Entries:

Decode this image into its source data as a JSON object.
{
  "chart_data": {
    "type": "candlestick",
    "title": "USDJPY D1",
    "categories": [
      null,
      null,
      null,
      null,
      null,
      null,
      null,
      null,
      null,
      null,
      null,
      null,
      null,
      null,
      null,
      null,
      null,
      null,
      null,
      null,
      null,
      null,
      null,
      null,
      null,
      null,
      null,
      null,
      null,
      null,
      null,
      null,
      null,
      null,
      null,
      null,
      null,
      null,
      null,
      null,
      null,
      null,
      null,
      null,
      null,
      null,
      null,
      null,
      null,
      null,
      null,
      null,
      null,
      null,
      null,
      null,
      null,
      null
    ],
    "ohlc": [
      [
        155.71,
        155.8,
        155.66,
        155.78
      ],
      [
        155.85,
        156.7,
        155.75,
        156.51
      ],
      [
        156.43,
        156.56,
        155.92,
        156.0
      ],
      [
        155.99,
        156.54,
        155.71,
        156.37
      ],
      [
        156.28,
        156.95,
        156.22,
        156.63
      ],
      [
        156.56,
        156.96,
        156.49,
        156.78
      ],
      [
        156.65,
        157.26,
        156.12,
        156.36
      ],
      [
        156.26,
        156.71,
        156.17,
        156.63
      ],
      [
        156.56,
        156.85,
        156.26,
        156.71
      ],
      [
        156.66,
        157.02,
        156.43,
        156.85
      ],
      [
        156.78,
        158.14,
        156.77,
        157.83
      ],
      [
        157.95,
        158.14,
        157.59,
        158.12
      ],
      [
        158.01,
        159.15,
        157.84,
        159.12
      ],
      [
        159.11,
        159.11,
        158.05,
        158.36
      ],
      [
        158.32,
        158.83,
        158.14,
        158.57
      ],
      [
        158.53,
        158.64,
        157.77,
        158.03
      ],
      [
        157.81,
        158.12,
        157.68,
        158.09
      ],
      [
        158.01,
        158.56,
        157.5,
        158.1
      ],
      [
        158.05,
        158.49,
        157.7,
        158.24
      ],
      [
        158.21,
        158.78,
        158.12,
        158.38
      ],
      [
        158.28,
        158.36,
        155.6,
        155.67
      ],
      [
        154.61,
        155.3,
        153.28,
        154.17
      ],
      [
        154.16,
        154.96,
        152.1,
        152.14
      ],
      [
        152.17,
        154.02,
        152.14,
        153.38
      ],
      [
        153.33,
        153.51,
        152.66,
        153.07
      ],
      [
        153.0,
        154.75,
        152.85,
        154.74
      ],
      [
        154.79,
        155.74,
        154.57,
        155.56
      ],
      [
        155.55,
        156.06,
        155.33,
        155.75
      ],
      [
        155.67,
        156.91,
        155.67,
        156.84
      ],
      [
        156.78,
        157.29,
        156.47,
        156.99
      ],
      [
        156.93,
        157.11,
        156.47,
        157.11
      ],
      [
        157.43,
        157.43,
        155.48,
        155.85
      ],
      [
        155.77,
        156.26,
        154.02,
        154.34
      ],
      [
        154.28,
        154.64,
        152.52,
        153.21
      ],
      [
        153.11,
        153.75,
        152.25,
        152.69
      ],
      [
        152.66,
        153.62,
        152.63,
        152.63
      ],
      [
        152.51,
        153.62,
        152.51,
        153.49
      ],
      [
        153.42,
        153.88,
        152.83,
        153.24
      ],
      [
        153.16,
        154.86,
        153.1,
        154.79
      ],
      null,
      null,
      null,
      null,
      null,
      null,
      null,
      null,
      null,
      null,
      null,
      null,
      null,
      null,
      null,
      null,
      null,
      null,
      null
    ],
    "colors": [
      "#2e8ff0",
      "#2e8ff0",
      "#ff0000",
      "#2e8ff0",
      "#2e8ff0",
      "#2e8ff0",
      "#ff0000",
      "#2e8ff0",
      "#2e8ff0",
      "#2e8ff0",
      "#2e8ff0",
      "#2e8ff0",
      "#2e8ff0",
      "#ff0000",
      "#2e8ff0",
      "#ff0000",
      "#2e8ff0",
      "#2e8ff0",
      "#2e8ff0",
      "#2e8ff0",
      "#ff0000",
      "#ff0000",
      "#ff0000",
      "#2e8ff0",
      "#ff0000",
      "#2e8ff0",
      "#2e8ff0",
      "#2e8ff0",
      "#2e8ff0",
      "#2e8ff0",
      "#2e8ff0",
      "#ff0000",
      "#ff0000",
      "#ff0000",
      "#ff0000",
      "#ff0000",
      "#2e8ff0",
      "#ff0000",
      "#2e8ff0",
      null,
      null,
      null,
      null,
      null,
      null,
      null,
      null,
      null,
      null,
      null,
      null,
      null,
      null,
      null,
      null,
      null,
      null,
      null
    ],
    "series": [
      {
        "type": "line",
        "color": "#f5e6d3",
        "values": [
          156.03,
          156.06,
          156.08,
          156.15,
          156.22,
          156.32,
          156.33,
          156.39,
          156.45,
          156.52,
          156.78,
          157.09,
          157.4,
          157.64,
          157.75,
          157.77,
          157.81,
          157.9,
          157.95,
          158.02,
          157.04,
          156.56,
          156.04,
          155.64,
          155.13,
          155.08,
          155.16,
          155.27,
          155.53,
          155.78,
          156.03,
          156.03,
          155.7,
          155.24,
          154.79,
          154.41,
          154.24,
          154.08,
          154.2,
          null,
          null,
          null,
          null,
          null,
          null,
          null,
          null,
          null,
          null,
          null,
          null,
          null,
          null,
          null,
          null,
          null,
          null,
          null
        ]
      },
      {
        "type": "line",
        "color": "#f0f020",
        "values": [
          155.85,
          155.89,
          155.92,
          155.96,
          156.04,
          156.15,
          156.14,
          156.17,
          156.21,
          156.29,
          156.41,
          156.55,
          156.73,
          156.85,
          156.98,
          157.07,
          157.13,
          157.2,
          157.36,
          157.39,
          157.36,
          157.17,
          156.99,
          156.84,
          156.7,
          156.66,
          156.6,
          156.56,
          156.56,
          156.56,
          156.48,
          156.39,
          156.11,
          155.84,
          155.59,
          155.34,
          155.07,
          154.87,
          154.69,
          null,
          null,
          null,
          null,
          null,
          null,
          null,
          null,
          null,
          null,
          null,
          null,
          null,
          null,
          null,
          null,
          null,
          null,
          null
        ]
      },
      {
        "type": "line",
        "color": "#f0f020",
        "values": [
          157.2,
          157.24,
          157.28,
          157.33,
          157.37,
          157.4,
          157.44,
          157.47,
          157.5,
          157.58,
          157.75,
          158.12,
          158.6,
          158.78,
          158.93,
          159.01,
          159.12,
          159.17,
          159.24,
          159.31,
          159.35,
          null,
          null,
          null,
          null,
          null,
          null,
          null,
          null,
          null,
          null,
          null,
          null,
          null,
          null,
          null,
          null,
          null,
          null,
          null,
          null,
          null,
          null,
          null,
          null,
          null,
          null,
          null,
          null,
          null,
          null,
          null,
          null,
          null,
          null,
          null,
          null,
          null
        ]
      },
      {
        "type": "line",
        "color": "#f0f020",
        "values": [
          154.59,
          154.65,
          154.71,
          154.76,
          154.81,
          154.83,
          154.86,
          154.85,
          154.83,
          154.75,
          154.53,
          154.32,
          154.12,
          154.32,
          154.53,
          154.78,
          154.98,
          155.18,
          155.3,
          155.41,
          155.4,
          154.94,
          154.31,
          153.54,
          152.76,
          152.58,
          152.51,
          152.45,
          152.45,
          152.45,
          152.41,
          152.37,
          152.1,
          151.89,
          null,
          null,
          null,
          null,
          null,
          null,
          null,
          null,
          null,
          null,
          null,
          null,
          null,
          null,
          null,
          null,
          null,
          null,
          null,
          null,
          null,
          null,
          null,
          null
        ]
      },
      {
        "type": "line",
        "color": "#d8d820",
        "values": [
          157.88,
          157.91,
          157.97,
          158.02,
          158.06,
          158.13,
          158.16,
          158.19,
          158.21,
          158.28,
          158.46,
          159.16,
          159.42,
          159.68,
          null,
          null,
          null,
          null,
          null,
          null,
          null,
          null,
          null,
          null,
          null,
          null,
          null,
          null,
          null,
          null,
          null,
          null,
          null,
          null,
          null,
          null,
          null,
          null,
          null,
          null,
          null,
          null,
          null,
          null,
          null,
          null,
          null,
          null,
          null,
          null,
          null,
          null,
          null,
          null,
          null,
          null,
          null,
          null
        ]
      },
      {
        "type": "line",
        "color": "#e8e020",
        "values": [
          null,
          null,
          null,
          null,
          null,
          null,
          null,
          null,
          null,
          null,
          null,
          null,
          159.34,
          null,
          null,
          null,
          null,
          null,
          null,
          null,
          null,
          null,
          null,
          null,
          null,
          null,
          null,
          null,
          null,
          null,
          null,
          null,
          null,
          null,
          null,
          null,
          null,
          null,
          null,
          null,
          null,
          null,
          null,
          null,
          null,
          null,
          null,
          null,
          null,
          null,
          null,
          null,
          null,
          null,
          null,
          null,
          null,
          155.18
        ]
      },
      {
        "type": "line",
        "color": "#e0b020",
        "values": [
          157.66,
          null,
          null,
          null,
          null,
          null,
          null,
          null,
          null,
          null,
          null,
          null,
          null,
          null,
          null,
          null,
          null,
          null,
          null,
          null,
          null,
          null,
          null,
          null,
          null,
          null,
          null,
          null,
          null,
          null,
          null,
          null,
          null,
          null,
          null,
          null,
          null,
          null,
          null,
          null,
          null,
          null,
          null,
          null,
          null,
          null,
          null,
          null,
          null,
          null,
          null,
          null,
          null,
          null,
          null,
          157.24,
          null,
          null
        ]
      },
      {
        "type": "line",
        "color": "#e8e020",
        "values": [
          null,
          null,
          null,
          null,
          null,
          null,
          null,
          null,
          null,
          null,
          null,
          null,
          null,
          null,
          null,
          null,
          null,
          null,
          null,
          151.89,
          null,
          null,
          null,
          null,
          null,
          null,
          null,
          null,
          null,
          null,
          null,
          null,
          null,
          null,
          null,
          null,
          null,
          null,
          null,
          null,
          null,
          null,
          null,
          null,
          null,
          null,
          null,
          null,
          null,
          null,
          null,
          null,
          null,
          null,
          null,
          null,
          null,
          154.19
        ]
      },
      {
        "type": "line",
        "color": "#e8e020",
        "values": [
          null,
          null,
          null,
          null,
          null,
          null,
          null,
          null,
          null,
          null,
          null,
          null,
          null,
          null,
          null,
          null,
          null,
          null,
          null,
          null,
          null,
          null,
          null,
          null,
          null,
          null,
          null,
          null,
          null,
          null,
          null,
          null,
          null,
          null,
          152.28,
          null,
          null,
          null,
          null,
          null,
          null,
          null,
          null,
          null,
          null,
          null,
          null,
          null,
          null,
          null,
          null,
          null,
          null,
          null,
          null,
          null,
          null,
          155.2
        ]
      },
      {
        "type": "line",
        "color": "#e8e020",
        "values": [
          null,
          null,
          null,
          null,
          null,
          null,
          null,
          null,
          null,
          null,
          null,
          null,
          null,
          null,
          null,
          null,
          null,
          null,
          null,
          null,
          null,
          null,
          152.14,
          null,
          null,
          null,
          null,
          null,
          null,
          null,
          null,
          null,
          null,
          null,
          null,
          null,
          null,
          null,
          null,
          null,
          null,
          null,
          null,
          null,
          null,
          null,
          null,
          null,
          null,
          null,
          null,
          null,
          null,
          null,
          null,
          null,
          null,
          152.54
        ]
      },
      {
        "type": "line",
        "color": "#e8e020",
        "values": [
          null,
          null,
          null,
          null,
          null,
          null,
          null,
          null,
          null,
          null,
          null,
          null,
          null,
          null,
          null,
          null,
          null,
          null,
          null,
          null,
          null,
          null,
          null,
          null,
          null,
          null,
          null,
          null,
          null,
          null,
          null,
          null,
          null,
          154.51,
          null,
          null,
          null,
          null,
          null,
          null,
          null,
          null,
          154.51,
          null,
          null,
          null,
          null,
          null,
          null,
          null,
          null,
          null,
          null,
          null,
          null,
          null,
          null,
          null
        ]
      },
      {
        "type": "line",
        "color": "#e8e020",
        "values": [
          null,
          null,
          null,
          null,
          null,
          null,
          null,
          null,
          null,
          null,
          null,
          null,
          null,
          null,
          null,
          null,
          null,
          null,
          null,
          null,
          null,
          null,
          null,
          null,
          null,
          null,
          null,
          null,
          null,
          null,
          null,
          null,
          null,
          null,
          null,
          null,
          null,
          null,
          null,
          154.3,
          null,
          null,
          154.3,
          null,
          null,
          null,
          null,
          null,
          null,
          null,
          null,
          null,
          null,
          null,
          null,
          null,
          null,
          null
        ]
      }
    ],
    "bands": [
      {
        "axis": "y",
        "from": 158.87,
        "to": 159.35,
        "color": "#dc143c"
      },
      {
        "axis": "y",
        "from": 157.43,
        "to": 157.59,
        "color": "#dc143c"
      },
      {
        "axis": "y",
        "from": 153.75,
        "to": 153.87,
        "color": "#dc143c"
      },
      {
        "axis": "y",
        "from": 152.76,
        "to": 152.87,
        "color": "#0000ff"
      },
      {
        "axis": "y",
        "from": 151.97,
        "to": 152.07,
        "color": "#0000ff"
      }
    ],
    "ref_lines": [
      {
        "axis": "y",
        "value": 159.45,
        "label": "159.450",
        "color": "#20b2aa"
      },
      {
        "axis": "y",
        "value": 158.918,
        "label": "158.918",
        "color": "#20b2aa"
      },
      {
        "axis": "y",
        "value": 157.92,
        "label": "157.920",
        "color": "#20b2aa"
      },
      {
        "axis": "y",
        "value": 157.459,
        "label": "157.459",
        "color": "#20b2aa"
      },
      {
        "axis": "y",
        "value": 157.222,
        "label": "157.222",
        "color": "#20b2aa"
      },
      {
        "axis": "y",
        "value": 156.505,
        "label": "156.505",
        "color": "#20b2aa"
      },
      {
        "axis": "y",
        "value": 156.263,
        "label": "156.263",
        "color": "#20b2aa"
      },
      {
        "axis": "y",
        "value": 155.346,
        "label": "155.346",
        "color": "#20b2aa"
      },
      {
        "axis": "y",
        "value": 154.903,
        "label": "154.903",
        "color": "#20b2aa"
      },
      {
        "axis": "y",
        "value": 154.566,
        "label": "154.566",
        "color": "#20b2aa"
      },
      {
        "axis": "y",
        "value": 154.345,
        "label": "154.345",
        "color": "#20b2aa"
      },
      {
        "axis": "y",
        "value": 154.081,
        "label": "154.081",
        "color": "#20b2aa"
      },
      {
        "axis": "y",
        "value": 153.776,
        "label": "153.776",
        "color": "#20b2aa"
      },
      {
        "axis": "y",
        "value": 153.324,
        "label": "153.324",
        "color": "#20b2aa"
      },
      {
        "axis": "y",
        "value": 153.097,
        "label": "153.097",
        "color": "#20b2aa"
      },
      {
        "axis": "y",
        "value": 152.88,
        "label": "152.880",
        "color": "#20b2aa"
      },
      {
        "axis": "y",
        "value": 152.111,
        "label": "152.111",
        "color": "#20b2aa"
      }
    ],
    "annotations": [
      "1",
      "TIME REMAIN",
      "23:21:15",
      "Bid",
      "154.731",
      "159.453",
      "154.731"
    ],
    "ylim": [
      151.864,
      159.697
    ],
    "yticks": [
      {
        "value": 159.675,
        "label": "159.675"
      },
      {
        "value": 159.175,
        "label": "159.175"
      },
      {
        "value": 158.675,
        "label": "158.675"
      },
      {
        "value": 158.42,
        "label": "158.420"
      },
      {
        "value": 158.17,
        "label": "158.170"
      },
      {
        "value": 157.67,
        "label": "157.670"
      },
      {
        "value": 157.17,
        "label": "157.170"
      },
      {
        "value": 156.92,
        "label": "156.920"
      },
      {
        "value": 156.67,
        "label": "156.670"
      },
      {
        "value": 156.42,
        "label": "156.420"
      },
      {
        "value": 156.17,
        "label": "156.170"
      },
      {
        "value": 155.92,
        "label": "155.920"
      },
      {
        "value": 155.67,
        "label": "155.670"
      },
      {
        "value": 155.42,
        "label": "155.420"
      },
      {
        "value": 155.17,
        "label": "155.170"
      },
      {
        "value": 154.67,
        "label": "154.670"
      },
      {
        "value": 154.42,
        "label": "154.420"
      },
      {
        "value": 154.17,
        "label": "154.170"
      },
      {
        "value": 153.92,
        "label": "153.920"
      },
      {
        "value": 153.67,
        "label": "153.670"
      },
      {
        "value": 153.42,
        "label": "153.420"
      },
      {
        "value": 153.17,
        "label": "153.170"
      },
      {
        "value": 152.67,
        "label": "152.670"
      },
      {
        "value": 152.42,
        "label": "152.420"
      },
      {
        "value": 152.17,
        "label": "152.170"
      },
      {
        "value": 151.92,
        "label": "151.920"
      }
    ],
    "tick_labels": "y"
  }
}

Description of the task: Search the entries for the word "from" and pick out every line that holds it.

Exercise solution:
        "from": 158.87,
        "from": 157.43,
        "from": 153.75,
        "from": 152.76,
        "from": 151.97,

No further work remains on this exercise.